§ EXERCISE GOAL: Please lay out the lines of the listing below as a numbered list, covering only the stretch from the line containing "data-label: 21* xyxy=(761,62,808,98)" through the line containing "value-bubble-2017: 17.3* xyxy=(609,120,691,217)" and skipping any blank lines.

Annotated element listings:
Start

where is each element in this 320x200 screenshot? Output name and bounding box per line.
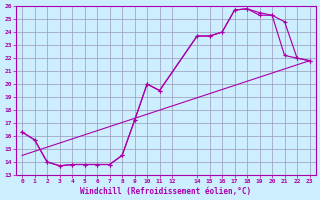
X-axis label: Windchill (Refroidissement éolien,°C): Windchill (Refroidissement éolien,°C)	[80, 187, 252, 196]
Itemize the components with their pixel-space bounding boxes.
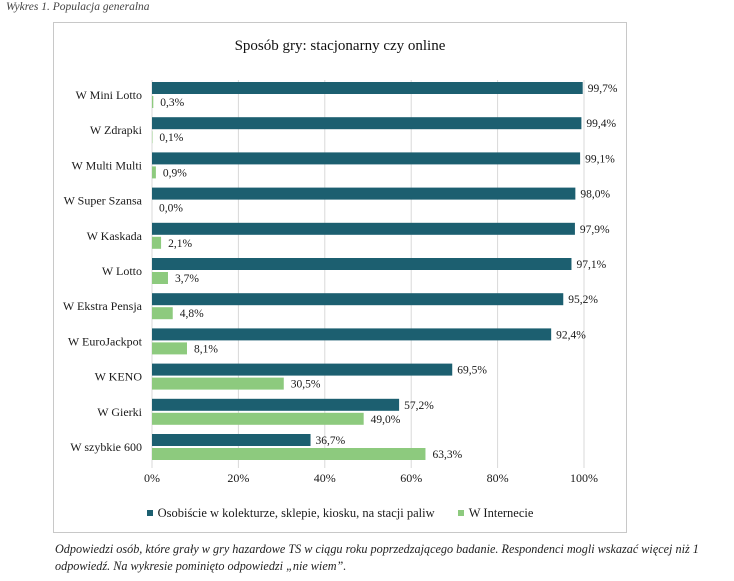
category-label: W szybkie 600: [70, 440, 142, 454]
bar-series1: [152, 328, 552, 341]
data-label-series2: 4,8%: [180, 308, 204, 320]
data-label-series1: 99,7%: [588, 83, 618, 95]
bar-series1: [152, 187, 576, 200]
category-label: W Ekstra Pensja: [63, 299, 143, 313]
data-label-series1: 97,9%: [580, 224, 610, 236]
data-label-series2: 0,0%: [159, 203, 183, 215]
bar-series2: [152, 412, 364, 425]
legend-item-series2: W Internecie: [457, 505, 534, 521]
bar-series2: [152, 96, 154, 108]
data-label-series1: 57,2%: [404, 400, 434, 412]
bar-series2: [152, 448, 426, 460]
legend-item-series1: Osobiście w kolekturze, sklepie, kiosku,…: [146, 505, 435, 521]
data-label-series2: 0,9%: [163, 167, 187, 179]
x-tick-label: 100%: [570, 471, 598, 485]
legend-label-series1: Osobiście w kolekturze, sklepie, kiosku,…: [157, 505, 435, 520]
category-label: W KENO: [95, 370, 143, 384]
data-label-series2: 0,1%: [159, 132, 183, 144]
data-label-series1: 99,4%: [586, 118, 616, 130]
data-label-series2: 30,5%: [291, 379, 321, 391]
chart-frame: [53, 22, 627, 533]
x-tick-label: 60%: [400, 471, 422, 485]
bar-series1: [152, 293, 564, 306]
data-label-series1: 98,0%: [580, 189, 610, 201]
x-tick-label: 0%: [144, 471, 160, 485]
x-tick-label: 20%: [227, 471, 249, 485]
category-label: W Kaskada: [87, 229, 143, 243]
bar-series1: [152, 117, 582, 130]
data-label-series2: 2,1%: [168, 238, 192, 250]
data-label-series2: 8,1%: [194, 343, 218, 355]
category-label: W Multi Multi: [72, 158, 143, 172]
data-label-series1: 92,4%: [556, 329, 586, 341]
data-label-series2: 63,3%: [432, 449, 462, 461]
bar-series1: [152, 258, 572, 270]
x-tick-label: 40%: [314, 471, 336, 485]
bar-series2: [152, 342, 187, 355]
bar-series1: [152, 82, 583, 94]
data-label-series2: 0,3%: [160, 97, 184, 109]
bar-series2: [152, 377, 284, 390]
bar-series1: [152, 363, 453, 376]
data-label-series1: 95,2%: [568, 294, 598, 306]
footnote: Odpowiedzi osób, które grały w gry hazar…: [55, 542, 699, 573]
bar-series1: [152, 434, 311, 446]
bar-series1: [152, 398, 400, 411]
legend-swatch-series2: [457, 510, 464, 516]
data-label-series1: 99,1%: [585, 153, 615, 165]
legend-label-series2: W Internecie: [468, 505, 534, 520]
chart-legend: Osobiście w kolekturze, sklepie, kiosku,…: [53, 505, 627, 521]
bar-series1: [152, 152, 581, 165]
category-label: W Super Szansa: [64, 194, 143, 208]
category-label: W Gierki: [97, 405, 142, 419]
bar-series2: [152, 272, 168, 284]
bar-series2: [152, 166, 156, 179]
x-tick-label: 80%: [487, 471, 509, 485]
bar-series1: [152, 222, 575, 235]
chart-title: Sposób gry: stacjonarny czy online: [234, 38, 446, 54]
bar-series2: [152, 307, 173, 320]
data-label-series2: 49,0%: [371, 414, 401, 426]
category-label: W Zdrapki: [90, 123, 143, 137]
data-label-series1: 97,1%: [576, 259, 606, 271]
data-label-series1: 69,5%: [457, 365, 487, 377]
category-label: W EuroJackpot: [68, 334, 143, 348]
legend-swatch-series1: [146, 510, 153, 516]
category-label: W Lotto: [102, 264, 142, 278]
data-label-series1: 36,7%: [316, 435, 346, 447]
figure-caption: Wykres 1. Populacja generalna: [6, 1, 150, 13]
data-label-series2: 3,7%: [175, 273, 199, 285]
bar-series2: [152, 236, 162, 249]
category-label: W Mini Lotto: [76, 88, 142, 102]
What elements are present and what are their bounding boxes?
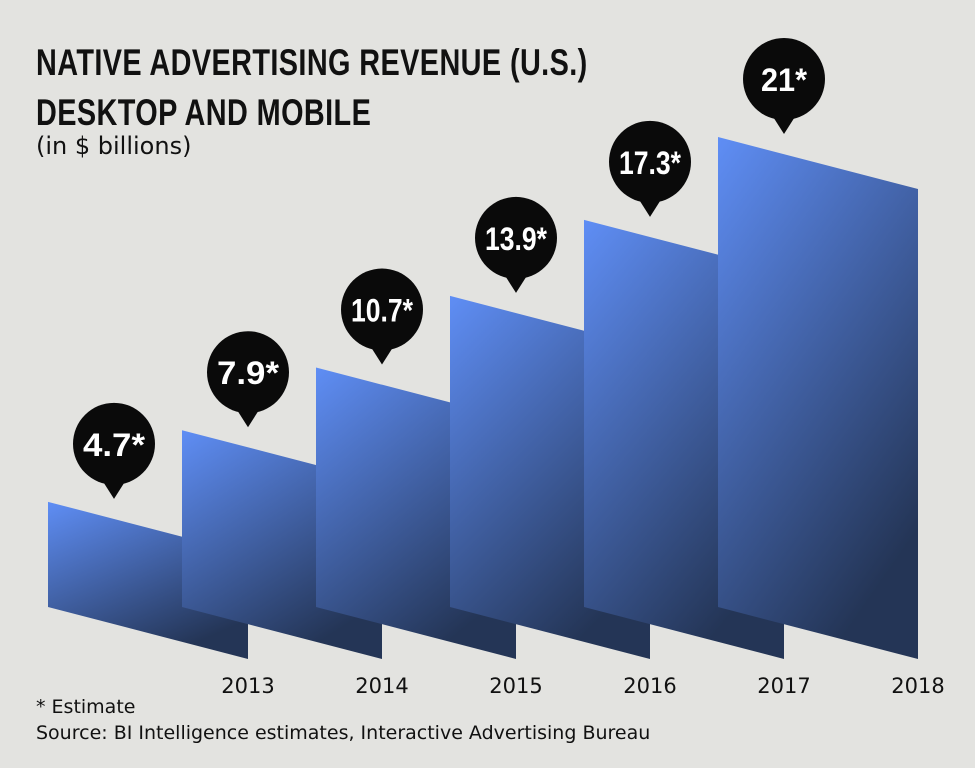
data-label: 21* xyxy=(761,62,808,98)
chart-title: NATIVE ADVERTISING REVENUE (U.S.) DESKTO… xyxy=(36,38,588,138)
bubble-circle xyxy=(73,402,155,485)
x-tick-label: 2018 xyxy=(891,674,944,698)
data-label: 13.9* xyxy=(485,221,547,257)
value-bubble-2016: 13.9* xyxy=(475,196,557,293)
bubble-pointer xyxy=(502,270,530,293)
source-note: Source: BI Intelligence estimates, Inter… xyxy=(36,722,651,744)
bubble-circle xyxy=(609,120,691,203)
data-label: 4.7* xyxy=(83,427,146,463)
bubble-pointer xyxy=(234,405,262,428)
x-tick-label: 2016 xyxy=(623,674,676,698)
bubble-pointer xyxy=(770,112,798,135)
value-bubble-2015: 10.7* xyxy=(341,268,423,365)
bubble-pointer xyxy=(100,476,128,499)
bubble-circle xyxy=(475,196,557,279)
value-bubble-2013: 4.7* xyxy=(73,402,155,499)
x-tick-label: 2015 xyxy=(489,674,542,698)
data-label: 10.7* xyxy=(351,293,413,329)
bubble-circle xyxy=(341,268,423,351)
bubble-circle xyxy=(207,331,289,414)
chart-subtitle: (in $ billions) xyxy=(36,132,192,160)
footnote: * Estimate xyxy=(36,696,136,718)
title-line-1: NATIVE ADVERTISING REVENUE (U.S.) xyxy=(36,42,588,83)
title-line-2: DESKTOP AND MOBILE xyxy=(36,92,372,133)
data-label: 7.9* xyxy=(217,355,280,391)
bar-2018 xyxy=(718,137,918,659)
bubble-pointer xyxy=(368,342,396,365)
x-tick-label: 2013 xyxy=(221,674,274,698)
x-tick-label: 2014 xyxy=(355,674,408,698)
value-bubble-2017: 17.3* xyxy=(609,120,691,217)
value-bubble-2014: 7.9* xyxy=(207,331,289,428)
bubble-pointer xyxy=(636,194,664,217)
data-label: 17.3* xyxy=(619,145,681,181)
value-bubble-2018: 21* xyxy=(743,38,825,135)
bubble-circle xyxy=(743,38,825,121)
x-tick-label: 2017 xyxy=(757,674,810,698)
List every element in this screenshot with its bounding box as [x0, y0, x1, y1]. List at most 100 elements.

End

§ EXERCISE RESPONSE:
1. data-label: 21* xyxy=(761,62,808,98)
2. chart-title: NATIVE ADVERTISING REVENUE (U.S.) DESKTO… xyxy=(36,38,588,138)
3. bubble-circle xyxy=(73,402,155,485)
4. x-tick-label: 2018 xyxy=(891,674,944,698)
5. data-label: 13.9* xyxy=(485,221,547,257)
6. value-bubble-2016: 13.9* xyxy=(475,196,557,293)
7. bubble-pointer xyxy=(502,270,530,293)
8. source-note: Source: BI Intelligence estimates, Inter… xyxy=(36,722,651,744)
9. bubble-circle xyxy=(609,120,691,203)
10. data-label: 4.7* xyxy=(83,427,146,463)
11. bubble-pointer xyxy=(234,405,262,428)
12. x-tick-label: 2016 xyxy=(623,674,676,698)
13. bubble-pointer xyxy=(770,112,798,135)
14. value-bubble-2015: 10.7* xyxy=(341,268,423,365)
15. bubble-pointer xyxy=(100,476,128,499)
16. bubble-circle xyxy=(475,196,557,279)
17. value-bubble-2013: 4.7* xyxy=(73,402,155,499)
18. x-tick-label: 2015 xyxy=(489,674,542,698)
19. data-label: 10.7* xyxy=(351,293,413,329)
20. bubble-circle xyxy=(341,268,423,351)
21. bubble-circle xyxy=(207,331,289,414)
22. chart-subtitle: (in $ billions) xyxy=(36,132,192,160)
23. footnote: * Estimate xyxy=(36,696,136,718)
24. title-line-1: NATIVE ADVERTISING REVENUE (U.S.) xyxy=(36,42,588,83)
25. title-line-2: DESKTOP AND MOBILE xyxy=(36,92,372,133)
26. data-label: 7.9* xyxy=(217,355,280,391)
27. bar-2018 xyxy=(718,137,918,659)
28. bubble-pointer xyxy=(368,342,396,365)
29. x-tick-label: 2013 xyxy=(221,674,274,698)
30. x-tick-label: 2014 xyxy=(355,674,408,698)
31. value-bubble-2017: 17.3* xyxy=(609,120,691,217)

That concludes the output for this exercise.